Your objective:
Count every line that includes the string "Загрузить" in the entries that follow. Nothing besides the number is needed.
## Begin
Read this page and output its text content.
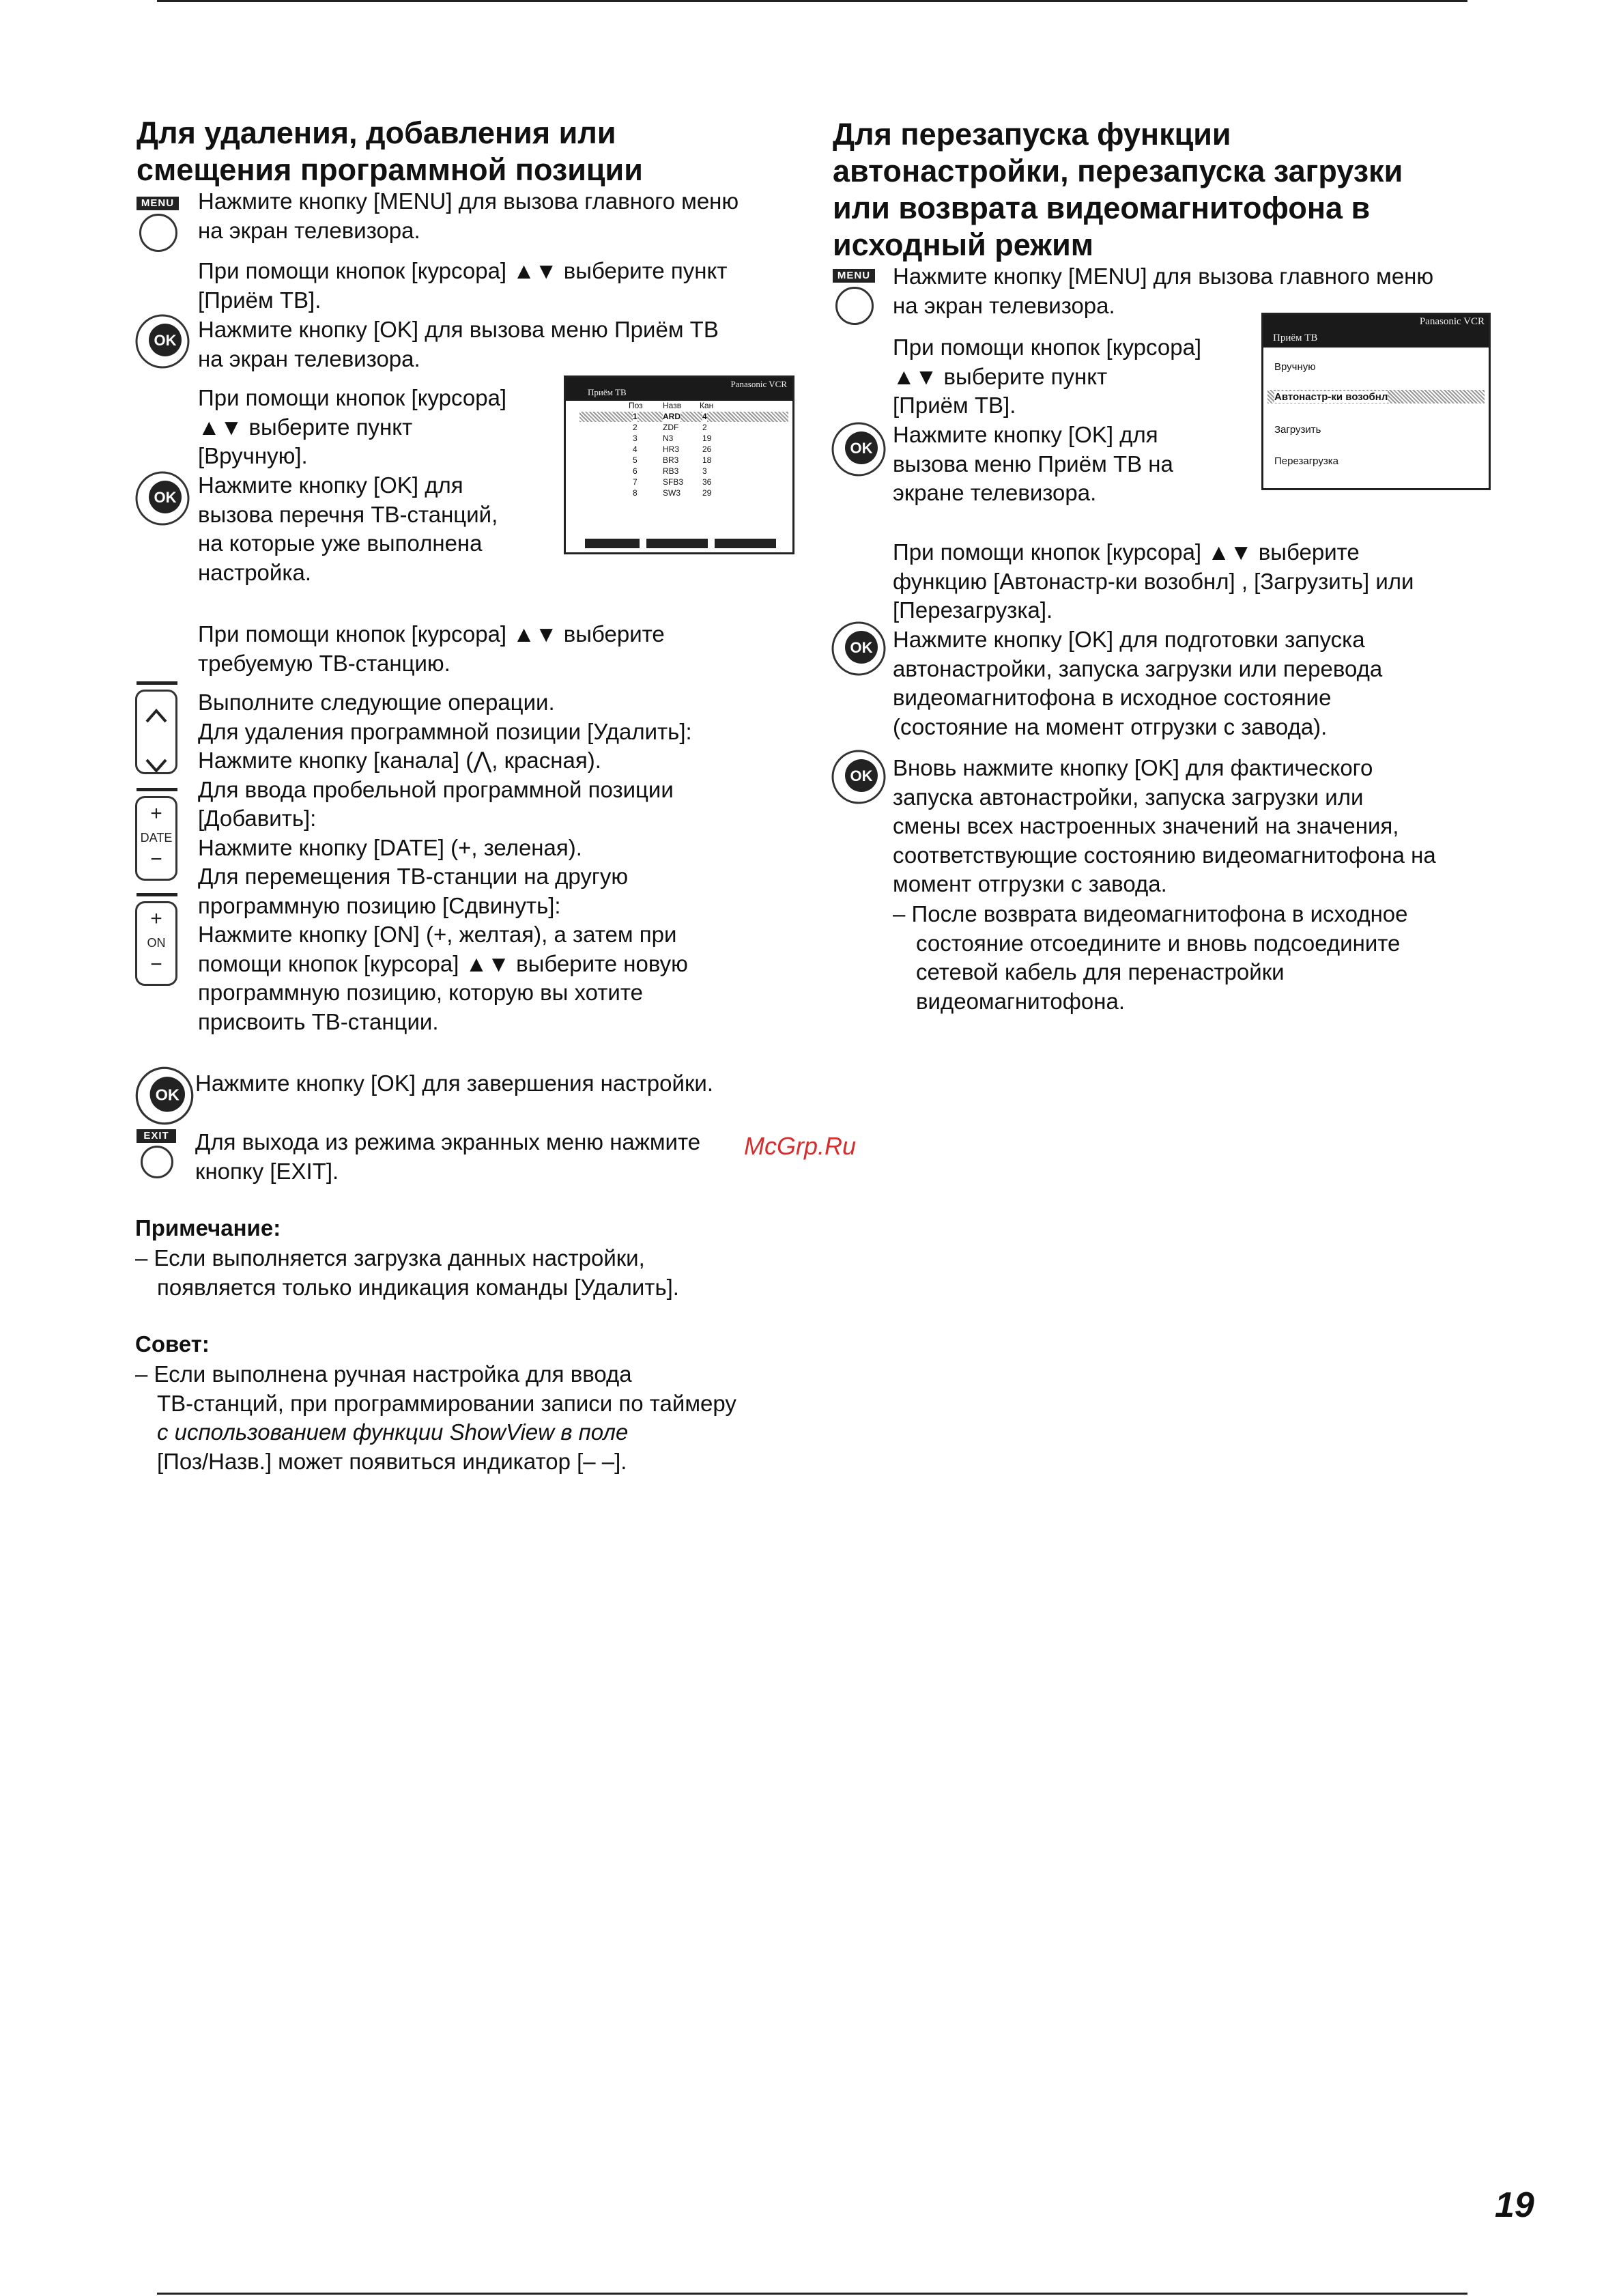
Для удаления, добавления или
смещения программной позиции
MENU Нажмите кнопку [MENU] для вызова главного меню
на экран телевизора.
При помощи кнопок [курсора] ▲▼ выберите пункт
[Приём ТВ].
OK Нажмите кнопку [OK] для вызова меню Приём ТВ
на экран телевизора.
При помощи кнопок [курсора]
▲▼ выберите пункт
[Вручную].
OK Нажмите кнопку [OK] для
вызова перечня ТВ-станций,
на которые уже выполнена
настройка.
Приём ТВ
Panasonic VCR
Поз Назв Кан
1	ARD	4
2	ZDF	2
3	N3	19
4	HR3	26
5	BR3	18
6	RB3	3
7	SFB3 36
8	SW3	29
При помощи кнопок [курсора] ▲▼ выберите
требуемую ТВ-станцию.
+
DATE
−
+
ON
−
Выполните следующие операции.
Для удаления программной позиции [Удалить]:
Нажмите кнопку [канала] (⋀, красная).
Для ввода пробельной программной позиции
[Добавить]:
Нажмите кнопку [DATE] (+, зеленая).
Для перемещения ТВ-станции на другую
программную позицию [Сдвинуть]:
Нажмите кнопку [ON] (+, желтая), а затем при
помощи кнопок [курсора] ▲▼ выберите новую
программную позицию, которую вы хотите
присвоить ТВ-станции.
OK Нажмите кнопку [OK] для завершения настройки.
EXIT	Для выхода из режима экранных меню нажмите
кнопку [EXIT].
McGrp.Ru
Примечание:
– Если выполняется загрузка данных настройки,
появляется только индикация команды [Удалить].
Совет:
– Если выполнена ручная настройка для ввода
ТВ-станций, при программировании записи по таймеру
с использованием функции ShowView в поле
[Поз/Назв.] может появиться индикатор [– –].
Для перезапуска функции
автонастройки, перезапуска загрузки
или возврата видеомагнитофона в
исходный режим
MENU Нажмите кнопку [MENU] для вызова главного меню
на экран телевизора.
При помощи кнопок [курсора]
▲▼ выберите пункт
[Приём ТВ].
Panasonic VCR
Приём ТВ
Вручную
Автонастр-ки возобнл
Загрузить
Перезагрузка
OK
Нажмите кнопку [OK] для
вызова меню Приём ТВ на
экране телевизора.
При помощи кнопок [курсора] ▲▼ выберите
функцию [Автонастр-ки возобнл] , [Загрузить] или
[Перезагрузка].
OK Нажмите кнопку [OK] для подготовки запуска
автонастройки, запуска загрузки или перевода
видеомагнитофона в исходное состояние
(состояние на момент отгрузки с завода).
OK Вновь нажмите кнопку [OK] для фактического
запуска автонастройки, запуска загрузки или
смены всех настроенных значений на значения,
соответствующие состоянию видеомагнитофона на
момент отгрузки с завода.
– После возврата видеомагнитофона в исходное
состояние отсоедините и вновь подсоедините
сетевой кабель для перенастройки
видеомагнитофона.
19
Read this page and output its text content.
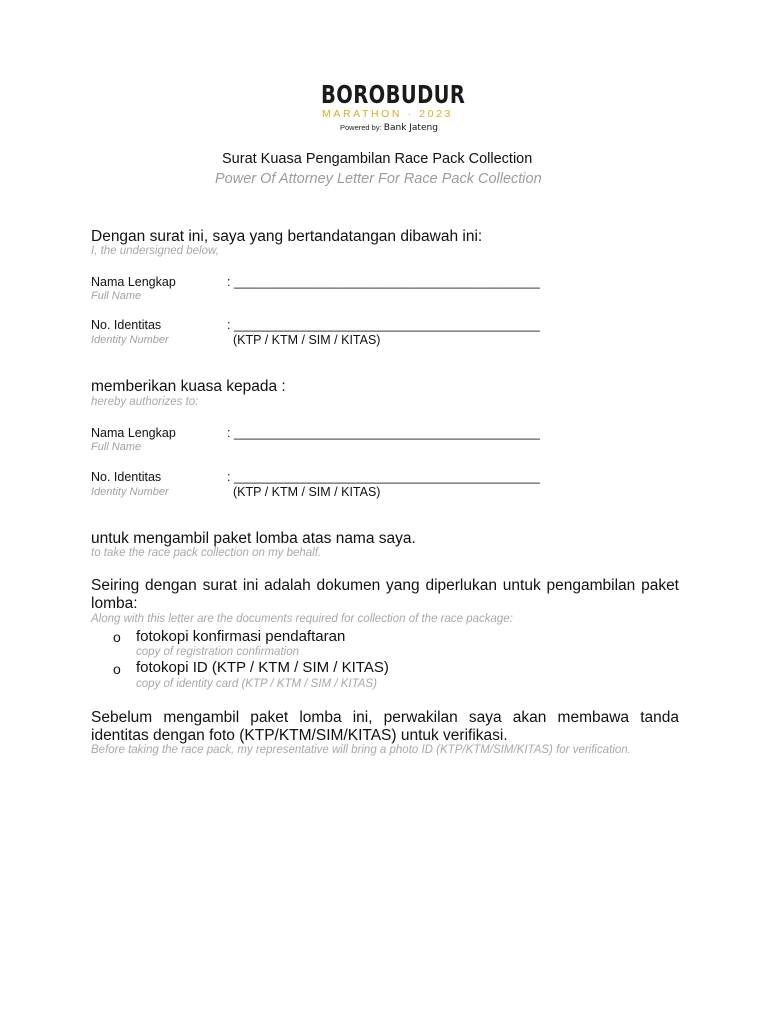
BOROBUDUR
MARATHON · 2023
Powered by: Bank Jateng
Surat Kuasa Pengambilan Race Pack Collection
Power Of Attorney Letter For Race Pack Collection
Dengan surat ini, saya yang bertandatangan dibawah ini:
I, the undersigned below,
Nama Lengkap
Full Name
: ____________________________________________
No. Identitas
Identity Number
: ____________________________________________
(KTP / KTM / SIM / KITAS)
memberikan kuasa kepada :
hereby authorizes to:
Nama Lengkap
Full Name
: ____________________________________________
No. Identitas
Identity Number
: ____________________________________________
(KTP / KTM / SIM / KITAS)
untuk mengambil paket lomba atas nama saya.
to take the race pack collection on my behalf.
Seiring dengan surat ini adalah dokumen yang diperlukan untuk pengambilan paket lomba:
Along with this letter are the documents required for collection of the race package:
o fotokopi konfirmasi pendaftaran
copy of registration confirmation
o fotokopi ID (KTP / KTM / SIM / KITAS)
copy of identity card (KTP / KTM / SIM / KITAS)
Sebelum mengambil paket lomba ini, perwakilan saya akan membawa tanda identitas dengan foto (KTP/KTM/SIM/KITAS) untuk verifikasi.
Before taking the race pack, my representative will bring a photo ID (KTP/KTM/SIM/KITAS) for verification.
## End
Solution to the exercise:
2